Records to process:
··········

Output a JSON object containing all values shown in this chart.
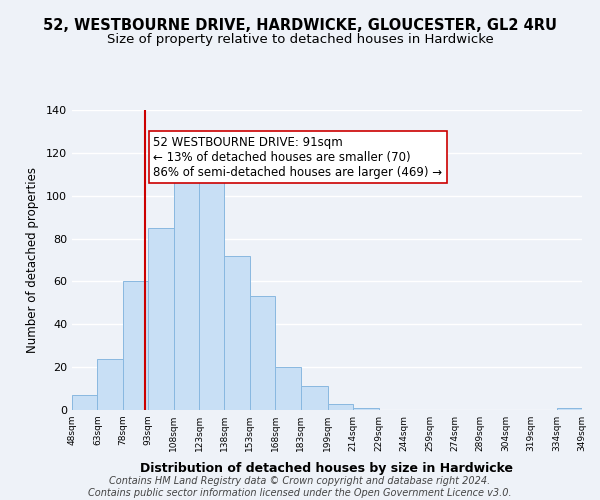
{
  "title": "52, WESTBOURNE DRIVE, HARDWICKE, GLOUCESTER, GL2 4RU",
  "subtitle": "Size of property relative to detached houses in Hardwicke",
  "xlabel": "Distribution of detached houses by size in Hardwicke",
  "ylabel": "Number of detached properties",
  "bin_edges": [
    48,
    63,
    78,
    93,
    108,
    123,
    138,
    153,
    168,
    183,
    199,
    214,
    229,
    244,
    259,
    274,
    289,
    304,
    319,
    334,
    349
  ],
  "bar_heights": [
    7,
    24,
    60,
    85,
    107,
    108,
    72,
    53,
    20,
    11,
    3,
    1,
    0,
    0,
    0,
    0,
    0,
    0,
    0,
    1
  ],
  "bar_color": "#c8dff5",
  "bar_edgecolor": "#89b8e0",
  "vline_x": 91,
  "vline_color": "#cc0000",
  "annotation_lines": [
    "52 WESTBOURNE DRIVE: 91sqm",
    "← 13% of detached houses are smaller (70)",
    "86% of semi-detached houses are larger (469) →"
  ],
  "annotation_fontsize": 8.5,
  "annotation_box_edgecolor": "#cc0000",
  "ylim": [
    0,
    140
  ],
  "tick_labels": [
    "48sqm",
    "63sqm",
    "78sqm",
    "93sqm",
    "108sqm",
    "123sqm",
    "138sqm",
    "153sqm",
    "168sqm",
    "183sqm",
    "199sqm",
    "214sqm",
    "229sqm",
    "244sqm",
    "259sqm",
    "274sqm",
    "289sqm",
    "304sqm",
    "319sqm",
    "334sqm",
    "349sqm"
  ],
  "footer_line1": "Contains HM Land Registry data © Crown copyright and database right 2024.",
  "footer_line2": "Contains public sector information licensed under the Open Government Licence v3.0.",
  "background_color": "#eef2f8",
  "grid_color": "#ffffff",
  "title_fontsize": 10.5,
  "subtitle_fontsize": 9.5,
  "xlabel_fontsize": 9,
  "ylabel_fontsize": 8.5,
  "footer_fontsize": 7
}
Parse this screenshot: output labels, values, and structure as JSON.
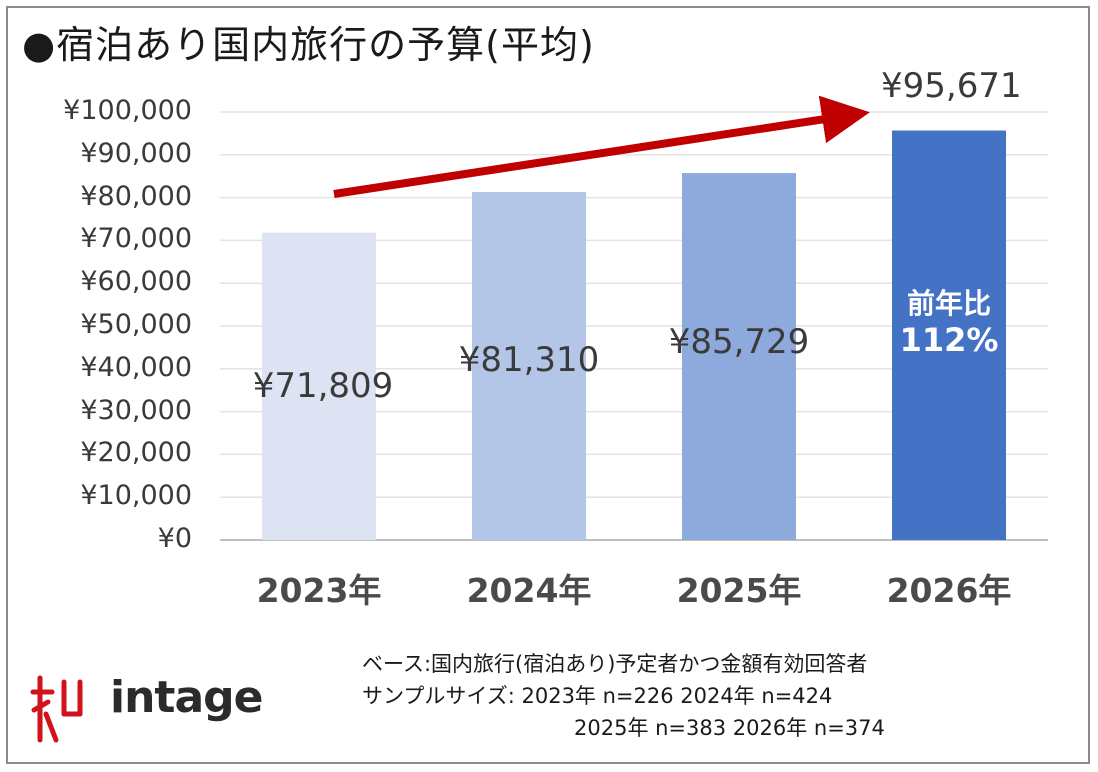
{
  "title": "●宿泊あり国内旅行の予算(平均)",
  "chart_data": {
    "type": "bar",
    "categories": [
      "2023年",
      "2024年",
      "2025年",
      "2026年"
    ],
    "values": [
      71809,
      81310,
      85729,
      95671
    ],
    "value_labels": [
      "¥71,809",
      "¥81,310",
      "¥85,729",
      "¥95,671"
    ],
    "ylim": [
      0,
      100000
    ],
    "yticks": [
      "¥0",
      "¥10,000",
      "¥20,000",
      "¥30,000",
      "¥40,000",
      "¥50,000",
      "¥60,000",
      "¥70,000",
      "¥80,000",
      "¥90,000",
      "¥100,000"
    ],
    "bar_colors": [
      "#dde3f3",
      "#b4c6e8",
      "#8eaadc",
      "#4472c4"
    ],
    "trend_arrow_color": "#c00000",
    "grid": true,
    "annotation": {
      "line1": "前年比",
      "line2": "112%"
    }
  },
  "notes": {
    "base": "ベース:国内旅行(宿泊あり)予定者かつ金額有効回答者",
    "sample_line1": "サンプルサイズ: 2023年 n=226  2024年 n=424",
    "sample_line2": "2025年 n=383  2026年 n=374"
  },
  "logo": {
    "text": "intage",
    "color": "#d0121b"
  }
}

··········

What the task asks:
Scan the records above for the string "DRIVE", then report every line that contains it.

Task output:
  "title": "52, WESTBOURNE DRIVE, HARDWICKE, GLOUCESTER, GL2 4RU",
    "52 WESTBOURNE DRIVE: 91sqm",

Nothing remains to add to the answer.